>> START

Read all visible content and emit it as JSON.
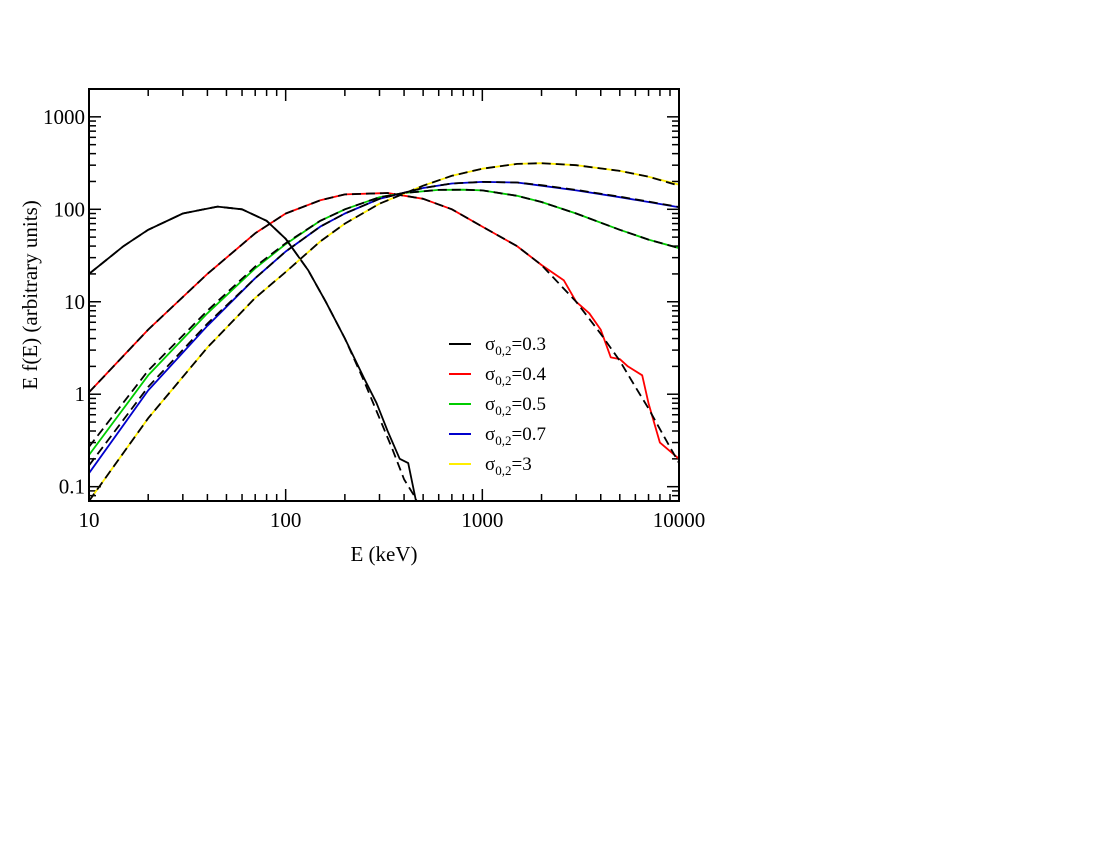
{
  "chart_data": {
    "type": "line",
    "xlabel": "E (keV)",
    "ylabel": "E f(E) (arbitrary units)",
    "xscale": "log",
    "yscale": "log",
    "xlim": [
      10,
      10000
    ],
    "ylim": [
      0.07,
      2000
    ],
    "x_ticks": [
      "10",
      "100",
      "1000",
      "10000"
    ],
    "y_ticks": [
      "0.1",
      "1",
      "10",
      "100",
      "1000"
    ],
    "grid": false,
    "legend_position": "lower-right",
    "series": [
      {
        "name": "σ0,2=0.3",
        "legend_main": "σ",
        "legend_sub": "0,2",
        "legend_val": "=0.3",
        "color": "#000000",
        "x": [
          10,
          15,
          20,
          30,
          45,
          60,
          80,
          100,
          130,
          160,
          200,
          250,
          290,
          330,
          380,
          420,
          460
        ],
        "y": [
          20,
          40,
          60,
          90,
          107,
          100,
          75,
          48,
          22,
          10,
          4.0,
          1.5,
          0.8,
          0.4,
          0.2,
          0.18,
          0.07
        ],
        "model_x": [
          10,
          15,
          20,
          30,
          45,
          60,
          80,
          100,
          130,
          160,
          200,
          250,
          300,
          350,
          400,
          450,
          500
        ],
        "model_y": [
          20,
          40,
          60,
          90,
          107,
          100,
          75,
          48,
          22,
          10,
          4.0,
          1.4,
          0.55,
          0.25,
          0.12,
          0.08,
          0.05
        ]
      },
      {
        "name": "σ0,2=0.4",
        "legend_main": "σ",
        "legend_sub": "0,2",
        "legend_val": "=0.4",
        "color": "#ff0000",
        "x": [
          10,
          20,
          40,
          70,
          100,
          150,
          200,
          330,
          500,
          700,
          1000,
          1500,
          2000,
          2600,
          3000,
          3500,
          4000,
          4500,
          5000,
          5500,
          6500,
          7000,
          8000,
          10000
        ],
        "y": [
          1.05,
          5,
          20,
          55,
          90,
          125,
          145,
          150,
          130,
          100,
          65,
          40,
          25,
          17,
          10,
          7.5,
          5,
          2.5,
          2.4,
          2.0,
          1.6,
          0.8,
          0.3,
          0.2
        ],
        "model_x": [
          10,
          20,
          40,
          70,
          100,
          150,
          200,
          330,
          500,
          700,
          1000,
          1500,
          2000,
          3000,
          4000,
          5000,
          6000,
          7000,
          8000,
          10000
        ],
        "model_y": [
          1.05,
          5,
          20,
          55,
          90,
          125,
          145,
          150,
          130,
          100,
          65,
          40,
          25,
          10,
          4.5,
          2.3,
          1.2,
          0.7,
          0.42,
          0.18
        ]
      },
      {
        "name": "σ0,2=0.5",
        "legend_main": "σ",
        "legend_sub": "0,2",
        "legend_val": "=0.5",
        "color": "#00cc00",
        "x": [
          10,
          20,
          40,
          70,
          100,
          150,
          200,
          300,
          400,
          600,
          800,
          1000,
          1500,
          2000,
          3000,
          5000,
          7000,
          10000
        ],
        "y": [
          0.22,
          1.6,
          7.5,
          23,
          42,
          75,
          100,
          135,
          150,
          162,
          163,
          160,
          140,
          120,
          90,
          60,
          47,
          38
        ],
        "model_x": [
          10,
          20,
          40,
          70,
          100,
          150,
          200,
          300,
          400,
          600,
          800,
          1000,
          1500,
          2000,
          3000,
          5000,
          7000,
          10000
        ],
        "model_y": [
          0.27,
          1.8,
          8,
          24,
          43,
          75,
          100,
          135,
          150,
          162,
          163,
          160,
          140,
          120,
          90,
          60,
          47,
          38
        ]
      },
      {
        "name": "σ0,2=0.7",
        "legend_main": "σ",
        "legend_sub": "0,2",
        "legend_val": "=0.7",
        "color": "#0000cc",
        "x": [
          10,
          20,
          40,
          70,
          100,
          150,
          200,
          300,
          500,
          700,
          1000,
          1500,
          2000,
          3000,
          5000,
          7000,
          10000
        ],
        "y": [
          0.14,
          1.1,
          5.5,
          18,
          35,
          65,
          90,
          130,
          170,
          190,
          198,
          195,
          180,
          160,
          135,
          120,
          105
        ],
        "model_x": [
          10,
          20,
          40,
          70,
          100,
          150,
          200,
          300,
          500,
          700,
          1000,
          1500,
          2000,
          3000,
          5000,
          7000,
          10000
        ],
        "model_y": [
          0.17,
          1.2,
          5.8,
          18,
          35,
          65,
          90,
          130,
          170,
          190,
          198,
          195,
          182,
          162,
          137,
          121,
          106
        ]
      },
      {
        "name": "σ0,2=3",
        "legend_main": "σ",
        "legend_sub": "0,2",
        "legend_val": "=3",
        "color": "#ffee00",
        "x": [
          10,
          20,
          40,
          70,
          100,
          150,
          200,
          300,
          500,
          700,
          1000,
          1500,
          2000,
          3000,
          5000,
          7000,
          10000
        ],
        "y": [
          0.07,
          0.55,
          3.2,
          11,
          21,
          45,
          70,
          115,
          180,
          230,
          275,
          310,
          315,
          300,
          260,
          225,
          185
        ],
        "model_x": [
          10,
          20,
          40,
          70,
          100,
          150,
          200,
          300,
          500,
          700,
          1000,
          1500,
          2000,
          3000,
          5000,
          7000,
          10000
        ],
        "model_y": [
          0.07,
          0.55,
          3.2,
          11,
          21,
          45,
          70,
          115,
          180,
          230,
          275,
          310,
          315,
          300,
          260,
          225,
          180
        ]
      }
    ]
  }
}
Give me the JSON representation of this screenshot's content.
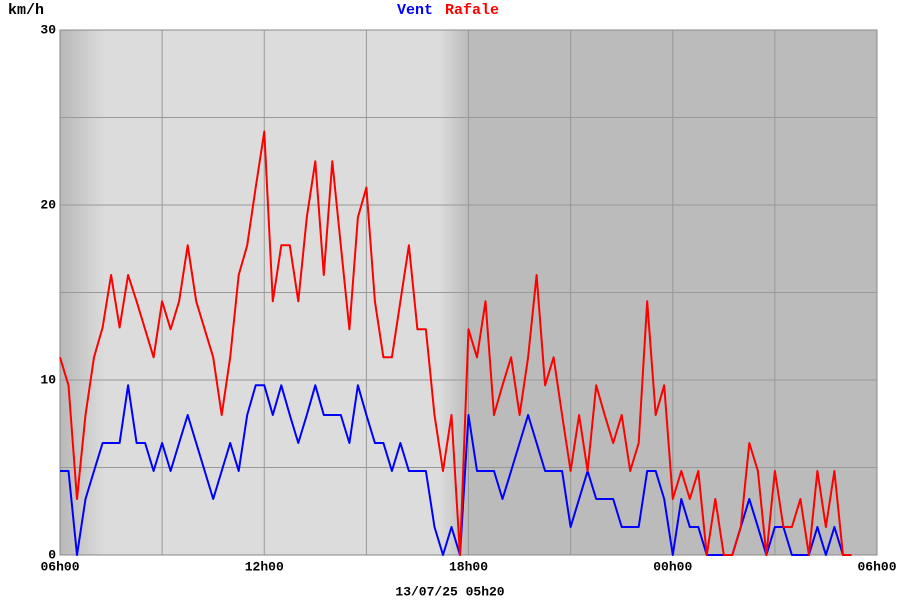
{
  "chart_data": {
    "type": "line",
    "ylabel": "km/h",
    "footer": "13/07/25 05h20",
    "xlim": [
      6,
      30
    ],
    "ylim": [
      0,
      30
    ],
    "xticks": [
      {
        "value": 6,
        "label": "06h00"
      },
      {
        "value": 12,
        "label": "12h00"
      },
      {
        "value": 18,
        "label": "18h00"
      },
      {
        "value": 24,
        "label": "00h00"
      },
      {
        "value": 30,
        "label": "06h00"
      }
    ],
    "xgrid": [
      6,
      9,
      12,
      15,
      18,
      21,
      24,
      27,
      30
    ],
    "yticks": [
      0,
      10,
      20,
      30
    ],
    "ygrid": [
      0,
      5,
      10,
      15,
      20,
      25,
      30
    ],
    "grid": true,
    "x": [
      6,
      6.25,
      6.5,
      6.75,
      7,
      7.25,
      7.5,
      7.75,
      8,
      8.25,
      8.5,
      8.75,
      9,
      9.25,
      9.5,
      9.75,
      10,
      10.25,
      10.5,
      10.75,
      11,
      11.25,
      11.5,
      11.75,
      12,
      12.25,
      12.5,
      12.75,
      13,
      13.25,
      13.5,
      13.75,
      14,
      14.25,
      14.5,
      14.75,
      15,
      15.25,
      15.5,
      15.75,
      16,
      16.25,
      16.5,
      16.75,
      17,
      17.25,
      17.5,
      17.75,
      18,
      18.25,
      18.5,
      18.75,
      19,
      19.25,
      19.5,
      19.75,
      20,
      20.25,
      20.5,
      20.75,
      21,
      21.25,
      21.5,
      21.75,
      22,
      22.25,
      22.5,
      22.75,
      23,
      23.25,
      23.5,
      23.75,
      24,
      24.25,
      24.5,
      24.75,
      25,
      25.25,
      25.5,
      25.75,
      26,
      26.25,
      26.5,
      26.75,
      27,
      27.25,
      27.5,
      27.75,
      28,
      28.25,
      28.5,
      28.75,
      29,
      29.25
    ],
    "series": [
      {
        "name": "Vent",
        "color": "#0000ff",
        "values": [
          4.8,
          4.8,
          0,
          3.2,
          4.8,
          6.4,
          6.4,
          6.4,
          9.7,
          6.4,
          6.4,
          4.8,
          6.4,
          4.8,
          6.4,
          8,
          6.4,
          4.8,
          3.2,
          4.8,
          6.4,
          4.8,
          8,
          9.7,
          9.7,
          8,
          9.7,
          8,
          6.4,
          8,
          9.7,
          8,
          8,
          8,
          6.4,
          9.7,
          8,
          6.4,
          6.4,
          4.8,
          6.4,
          4.8,
          4.8,
          4.8,
          1.6,
          0,
          1.6,
          0,
          8,
          4.8,
          4.8,
          4.8,
          3.2,
          4.8,
          6.4,
          8,
          6.4,
          4.8,
          4.8,
          4.8,
          1.6,
          3.2,
          4.8,
          3.2,
          3.2,
          3.2,
          1.6,
          1.6,
          1.6,
          4.8,
          4.8,
          3.2,
          0,
          3.2,
          1.6,
          1.6,
          0,
          0,
          0,
          0,
          1.6,
          3.2,
          1.6,
          0,
          1.6,
          1.6,
          0,
          0,
          0,
          1.6,
          0,
          1.6,
          0,
          0
        ]
      },
      {
        "name": "Rafale",
        "color": "#ff0000",
        "values": [
          11.3,
          9.7,
          3.2,
          8,
          11.3,
          13,
          16,
          13,
          16,
          14.5,
          12.9,
          11.3,
          14.5,
          12.9,
          14.5,
          17.7,
          14.5,
          12.9,
          11.3,
          8,
          11.3,
          16,
          17.7,
          21,
          24.2,
          14.5,
          17.7,
          17.7,
          14.5,
          19.3,
          22.5,
          16,
          22.5,
          17.7,
          12.9,
          19.3,
          21,
          14.5,
          11.3,
          11.3,
          14.5,
          17.7,
          12.9,
          12.9,
          8,
          4.8,
          8,
          0,
          12.9,
          11.3,
          14.5,
          8,
          9.7,
          11.3,
          8,
          11.3,
          16,
          9.7,
          11.3,
          8,
          4.8,
          8,
          4.8,
          9.7,
          8,
          6.4,
          8,
          4.8,
          6.4,
          14.5,
          8,
          9.7,
          3.2,
          4.8,
          3.2,
          4.8,
          0,
          3.2,
          0,
          0,
          1.6,
          6.4,
          4.8,
          0,
          4.8,
          1.6,
          1.6,
          3.2,
          0,
          4.8,
          1.6,
          4.8,
          0,
          0
        ]
      }
    ]
  }
}
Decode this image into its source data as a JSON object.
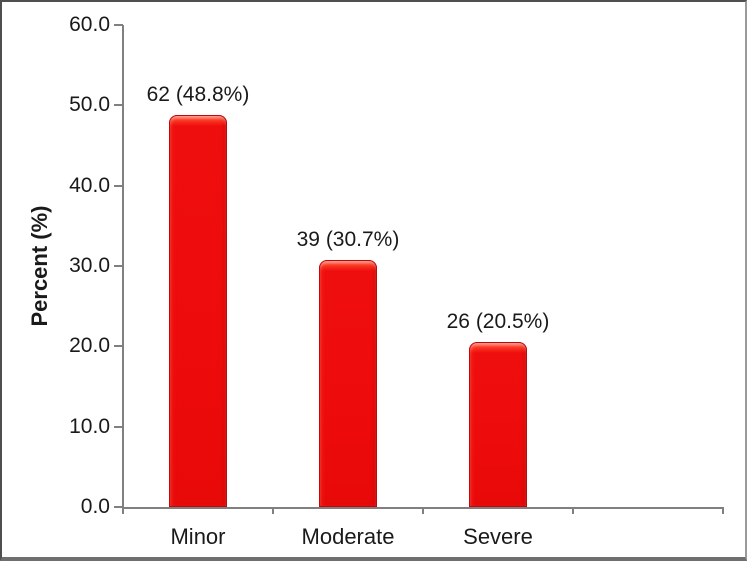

>> END

**The problem:** Identify each line in the records above containing the word "name"; copy those lines.

**Right answer:**
        "name": "σ0,2=0.3",
        "name": "σ0,2=0.4",
        "name": "σ0,2=0.5",
        "name": "σ0,2=0.7",
        "name": "σ0,2=3",
        "name": "Vent",
        "name": "Rafale",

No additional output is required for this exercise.